__WHAT TO WORK ON__: Could you render every line of the records below as a Markdown table with two columns, "No." for the row number and "Text" for the line, leaving out the blank lines?
— Begin —
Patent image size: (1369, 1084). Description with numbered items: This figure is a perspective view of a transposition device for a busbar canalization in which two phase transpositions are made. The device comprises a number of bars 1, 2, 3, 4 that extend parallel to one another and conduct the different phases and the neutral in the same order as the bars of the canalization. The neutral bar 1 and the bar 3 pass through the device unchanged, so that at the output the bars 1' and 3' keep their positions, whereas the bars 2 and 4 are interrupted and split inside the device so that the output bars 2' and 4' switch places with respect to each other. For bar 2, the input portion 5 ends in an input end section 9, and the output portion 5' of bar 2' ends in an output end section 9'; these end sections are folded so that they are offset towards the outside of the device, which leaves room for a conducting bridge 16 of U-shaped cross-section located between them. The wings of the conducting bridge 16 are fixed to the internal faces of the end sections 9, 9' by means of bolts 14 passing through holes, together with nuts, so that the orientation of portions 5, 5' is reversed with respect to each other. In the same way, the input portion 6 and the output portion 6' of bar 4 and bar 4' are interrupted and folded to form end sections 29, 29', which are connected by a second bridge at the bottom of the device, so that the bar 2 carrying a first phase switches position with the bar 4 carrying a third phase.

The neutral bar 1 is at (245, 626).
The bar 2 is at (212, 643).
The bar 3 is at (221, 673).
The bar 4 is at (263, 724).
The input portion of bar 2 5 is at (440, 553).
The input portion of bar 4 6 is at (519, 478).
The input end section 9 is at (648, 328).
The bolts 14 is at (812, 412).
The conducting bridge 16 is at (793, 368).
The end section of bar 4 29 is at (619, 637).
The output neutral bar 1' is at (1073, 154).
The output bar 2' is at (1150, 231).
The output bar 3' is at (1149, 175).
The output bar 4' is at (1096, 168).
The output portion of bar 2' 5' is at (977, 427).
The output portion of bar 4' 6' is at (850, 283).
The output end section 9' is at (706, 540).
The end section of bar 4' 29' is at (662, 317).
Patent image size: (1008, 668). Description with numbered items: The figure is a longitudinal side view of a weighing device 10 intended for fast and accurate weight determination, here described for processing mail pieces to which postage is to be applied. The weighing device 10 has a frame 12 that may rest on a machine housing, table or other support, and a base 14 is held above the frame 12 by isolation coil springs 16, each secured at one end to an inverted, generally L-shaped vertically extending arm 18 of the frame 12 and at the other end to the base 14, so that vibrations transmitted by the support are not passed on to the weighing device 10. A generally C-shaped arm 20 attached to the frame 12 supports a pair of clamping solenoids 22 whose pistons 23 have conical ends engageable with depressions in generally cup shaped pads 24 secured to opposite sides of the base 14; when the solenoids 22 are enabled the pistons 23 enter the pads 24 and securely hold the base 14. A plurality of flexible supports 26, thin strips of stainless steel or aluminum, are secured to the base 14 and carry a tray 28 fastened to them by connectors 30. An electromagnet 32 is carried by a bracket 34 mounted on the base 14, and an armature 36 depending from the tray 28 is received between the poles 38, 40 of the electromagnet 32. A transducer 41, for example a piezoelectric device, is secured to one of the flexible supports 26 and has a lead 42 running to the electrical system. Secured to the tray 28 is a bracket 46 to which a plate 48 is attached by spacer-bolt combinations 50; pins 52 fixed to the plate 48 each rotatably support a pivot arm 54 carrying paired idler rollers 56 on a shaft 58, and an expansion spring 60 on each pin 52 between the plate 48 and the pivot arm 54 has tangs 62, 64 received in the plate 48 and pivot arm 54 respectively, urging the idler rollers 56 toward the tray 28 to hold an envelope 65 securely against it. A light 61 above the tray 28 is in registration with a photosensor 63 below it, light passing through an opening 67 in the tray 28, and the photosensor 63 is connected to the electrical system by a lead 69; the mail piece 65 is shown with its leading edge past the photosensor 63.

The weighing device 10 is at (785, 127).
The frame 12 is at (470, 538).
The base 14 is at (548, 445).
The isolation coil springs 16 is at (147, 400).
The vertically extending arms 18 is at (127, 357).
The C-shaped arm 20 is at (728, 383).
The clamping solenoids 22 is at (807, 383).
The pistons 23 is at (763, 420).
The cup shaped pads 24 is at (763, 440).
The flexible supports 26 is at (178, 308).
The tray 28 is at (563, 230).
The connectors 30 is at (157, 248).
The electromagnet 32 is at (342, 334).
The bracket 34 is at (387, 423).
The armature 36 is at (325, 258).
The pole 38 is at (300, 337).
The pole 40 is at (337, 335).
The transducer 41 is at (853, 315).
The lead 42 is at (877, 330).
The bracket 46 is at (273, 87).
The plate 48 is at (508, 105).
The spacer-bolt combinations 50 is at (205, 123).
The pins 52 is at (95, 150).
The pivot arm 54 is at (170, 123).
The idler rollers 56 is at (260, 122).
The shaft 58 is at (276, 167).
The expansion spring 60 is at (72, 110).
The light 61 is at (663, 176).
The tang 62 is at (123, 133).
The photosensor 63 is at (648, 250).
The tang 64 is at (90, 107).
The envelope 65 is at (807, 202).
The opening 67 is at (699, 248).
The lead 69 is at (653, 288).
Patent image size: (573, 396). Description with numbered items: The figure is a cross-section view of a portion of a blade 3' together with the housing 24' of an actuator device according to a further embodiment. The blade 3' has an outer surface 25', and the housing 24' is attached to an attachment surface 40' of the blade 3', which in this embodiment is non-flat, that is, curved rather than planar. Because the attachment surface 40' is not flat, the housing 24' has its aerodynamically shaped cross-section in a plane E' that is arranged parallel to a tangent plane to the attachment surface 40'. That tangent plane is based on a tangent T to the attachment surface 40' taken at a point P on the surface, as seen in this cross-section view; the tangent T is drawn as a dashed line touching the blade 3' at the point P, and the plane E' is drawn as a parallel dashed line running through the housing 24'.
— End —
__SOLUTION TO THE PROBLEM__:
| No. | Text |
|---|---|
| 1 | Patent image size: (1369, 1084). Description with numbered items: This figure is a perspective view of a transposition device for a busbar canalization in which two phase transpositions are made. The device comprises a number of bars 1, 2, 3, 4 that extend parallel to one another and conduct the different phases and the neutral in the same order as the bars of the canalization. The neutral bar 1 and the bar 3 pass through the device unchanged, so that at the output the bars 1' and 3' keep their positions, whereas the bars 2 and 4 are interrupted and split inside the device so that the output bars 2' and 4' switch places with respect to each other. For bar 2, the input portion 5 ends in an input end section 9, and the output portion 5' of bar 2' ends in an output end section 9'; these end sections are folded so that they are offset towards the outside of the device, which leaves room for a conducting bridge 16 of U-shaped cross-section located between them. The wings of the conducting bridge 16 are fixed to the internal faces of the end sections 9, 9' by means of bolts 14 passing through holes, together with nuts, so that the orientation of portions 5, 5' is reversed with respect to each other. In the same way, the input portion 6 and the output portion 6' of bar 4 and bar 4' are interrupted and folded to form end sections 29, 29', which are connected by a second bridge at the bottom of the device, so that the bar 2 carrying a first phase switches position with the bar 4 carrying a third phase. |
| 2 | The neutral bar 1 is at (245, 626). |
| 3 | The bar 2 is at (212, 643). |
| 4 | The bar 3 is at (221, 673). |
| 5 | The bar 4 is at (263, 724). |
| 6 | The input portion of bar 2 5 is at (440, 553). |
| 7 | The input portion of bar 4 6 is at (519, 478). |
| 8 | The input end section 9 is at (648, 328). |
| 9 | The bolts 14 is at (812, 412). |
| 10 | The conducting bridge 16 is at (793, 368). |
| 11 | The end section of bar 4 29 is at (619, 637). |
| 12 | The output neutral bar 1' is at (1073, 154). |
| 13 | The output bar 2' is at (1150, 231). |
| 14 | The output bar 3' is at (1149, 175). |
| 15 | The output bar 4' is at (1096, 168). |
| 16 | The output portion of bar 2' 5' is at (977, 427). |
| 17 | The output portion of bar 4' 6' is at (850, 283). |
| 18 | The output end section 9' is at (706, 540). |
| 19 | The end section of bar 4' 29' is at (662, 317). |
| 20 | Patent image size: (1008, 668). Description with numbered items: The figure is a longitudinal side view of a weighing device 10 intended for fast and accurate weight determination, here described for processing mail pieces to which postage is to be applied. The weighing device 10 has a frame 12 that may rest on a machine housing, table or other support, and a base 14 is held above the frame 12 by isolation coil springs 16, each secured at one end to an inverted, generally L-shaped vertically extending arm 18 of the frame 12 and at the other end to the base 14, so that vibrations transmitted by the support are not passed on to the weighing device 10. A generally C-shaped arm 20 attached to the frame 12 supports a pair of clamping solenoids 22 whose pistons 23 have conical ends engageable with depressions in generally cup shaped pads 24 secured to opposite sides of the base 14; when the solenoids 22 are enabled the pistons 23 enter the pads 24 and securely hold the base 14. A plurality of flexible supports 26, thin strips of stainless steel or aluminum, are secured to the base 14 and carry a tray 28 fastened to them by connectors 30. An electromagnet 32 is carried by a bracket 34 mounted on the base 14, and an armature 36 depending from the tray 28 is received between the poles 38, 40 of the electromagnet 32. A transducer 41, for example a piezoelectric device, is secured to one of the flexible supports 26 and has a lead 42 running to the electrical system. Secured to the tray 28 is a bracket 46 to which a plate 48 is attached by spacer-bolt combinations 50; pins 52 fixed to the plate 48 each rotatably support a pivot arm 54 carrying paired idler rollers 56 on a shaft 58, and an expansion spring 60 on each pin 52 between the plate 48 and the pivot arm 54 has tangs 62, 64 received in the plate 48 and pivot arm 54 respectively, urging the idler rollers 56 toward the tray 28 to hold an envelope 65 securely against it. A light 61 above the tray 28 is in registration with a photosensor 63 below it, light passing through an opening 67 in the tray 28, and the photosensor 63 is connected to the electrical system by a lead 69; the mail piece 65 is shown with its leading edge past the photosensor 63. |
| 21 | The weighing device 10 is at (785, 127). |
| 22 | The frame 12 is at (470, 538). |
| 23 | The base 14 is at (548, 445). |
| 24 | The isolation coil springs 16 is at (147, 400). |
| 25 | The vertically extending arms 18 is at (127, 357). |
| 26 | The C-shaped arm 20 is at (728, 383). |
| 27 | The clamping solenoids 22 is at (807, 383). |
| 28 | The pistons 23 is at (763, 420). |
| 29 | The cup shaped pads 24 is at (763, 440). |
| 30 | The flexible supports 26 is at (178, 308). |
| 31 | The tray 28 is at (563, 230). |
| 32 | The connectors 30 is at (157, 248). |
| 33 | The electromagnet 32 is at (342, 334). |
| 34 | The bracket 34 is at (387, 423). |
| 35 | The armature 36 is at (325, 258). |
| 36 | The pole 38 is at (300, 337). |
| 37 | The pole 40 is at (337, 335). |
| 38 | The transducer 41 is at (853, 315). |
| 39 | The lead 42 is at (877, 330). |
| 40 | The bracket 46 is at (273, 87). |
| 41 | The plate 48 is at (508, 105). |
| 42 | The spacer-bolt combinations 50 is at (205, 123). |
| 43 | The pins 52 is at (95, 150). |
| 44 | The pivot arm 54 is at (170, 123). |
| 45 | The idler rollers 56 is at (260, 122). |
| 46 | The shaft 58 is at (276, 167). |
| 47 | The expansion spring 60 is at (72, 110). |
| 48 | The light 61 is at (663, 176). |
| 49 | The tang 62 is at (123, 133). |
| 50 | The photosensor 63 is at (648, 250). |
| 51 | The tang 64 is at (90, 107). |
| 52 | The envelope 65 is at (807, 202). |
| 53 | The opening 67 is at (699, 248). |
| 54 | The lead 69 is at (653, 288). |
| 55 | Patent image size: (573, 396). Description with numbered items: The figure is a cross-section view of a portion of a blade 3' together with the housing 24' of an actuator device according to a further embodiment. The blade 3' has an outer surface 25', and the housing 24' is attached to an attachment surface 40' of the blade 3', which in this embodiment is non-flat, that is, curved rather than planar. Because the attachment surface 40' is not flat, the housing 24' has its aerodynamically shaped cross-section in a plane E' that is arranged parallel to a tangent plane to the attachment surface 40'. That tangent plane is based on a tangent T to the attachment surface 40' taken at a point P on the surface, as seen in this cross-section view; the tangent T is drawn as a dashed line touching the blade 3' at the point P, and the plane E' is drawn as a parallel dashed line running through the housing 24'. |